> Short problem
Reproduce all records verbatim.

> Source material
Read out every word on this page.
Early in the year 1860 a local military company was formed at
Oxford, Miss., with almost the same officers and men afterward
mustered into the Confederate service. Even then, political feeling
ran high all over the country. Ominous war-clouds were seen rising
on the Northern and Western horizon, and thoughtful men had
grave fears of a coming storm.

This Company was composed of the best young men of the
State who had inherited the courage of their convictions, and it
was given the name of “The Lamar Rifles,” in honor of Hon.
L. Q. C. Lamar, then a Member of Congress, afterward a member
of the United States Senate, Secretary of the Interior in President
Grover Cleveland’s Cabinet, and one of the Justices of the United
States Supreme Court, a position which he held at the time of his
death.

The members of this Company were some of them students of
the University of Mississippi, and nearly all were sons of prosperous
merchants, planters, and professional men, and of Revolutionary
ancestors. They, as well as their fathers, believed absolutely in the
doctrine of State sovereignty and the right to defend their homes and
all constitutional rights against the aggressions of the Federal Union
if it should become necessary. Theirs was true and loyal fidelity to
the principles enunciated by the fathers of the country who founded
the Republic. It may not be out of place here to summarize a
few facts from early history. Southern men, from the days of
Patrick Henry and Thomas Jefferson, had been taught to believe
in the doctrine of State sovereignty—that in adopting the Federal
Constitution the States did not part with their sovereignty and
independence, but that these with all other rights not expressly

> Problem solution
Read out every word on this page.
Early in the year 1860 a local military company was formed at
Oxford, Miss., with almost the same officers and men afterward
mustered into the Confederate service. Even then, political feeling
ran high all over the country. Ominous war-clouds were seen rising
on the Northern and Western horizon, and thoughtful men had
grave fears of a coming storm.

This Company was composed of the best young men of the
State who had inherited the courage of their convictions, and it
was given the name of “The Lamar Rifles,” in honor of Hon.
L. Q. C. Lamar, then a Member of Congress, afterward a member
of the United States Senate, Secretary of the Interior in President
Grover Cleveland’s Cabinet, and one of the Justices of the United
States Supreme Court, a position which he held at the time of his
death.

The members of this Company were some of them students of
the University of Mississippi, and nearly all were sons of prosperous
merchants, planters, and professional men, and of Revolutionary
ancestors. They, as well as their fathers, believed absolutely in the
doctrine of State sovereignty and the right to defend their homes and
all constitutional rights against the aggressions of the Federal Union
if it should become necessary. Theirs was true and loyal fidelity to
the principles enunciated by the fathers of the country who founded
the Republic. It may not be out of place here to summarize a
few facts from early history. Southern men, from the days of
Patrick Henry and Thomas Jefferson, had been taught to believe
in the doctrine of State sovereignty—that in adopting the Federal
Constitution the States did not part with their sovereignty and
independence, but that these with all other rights not expressly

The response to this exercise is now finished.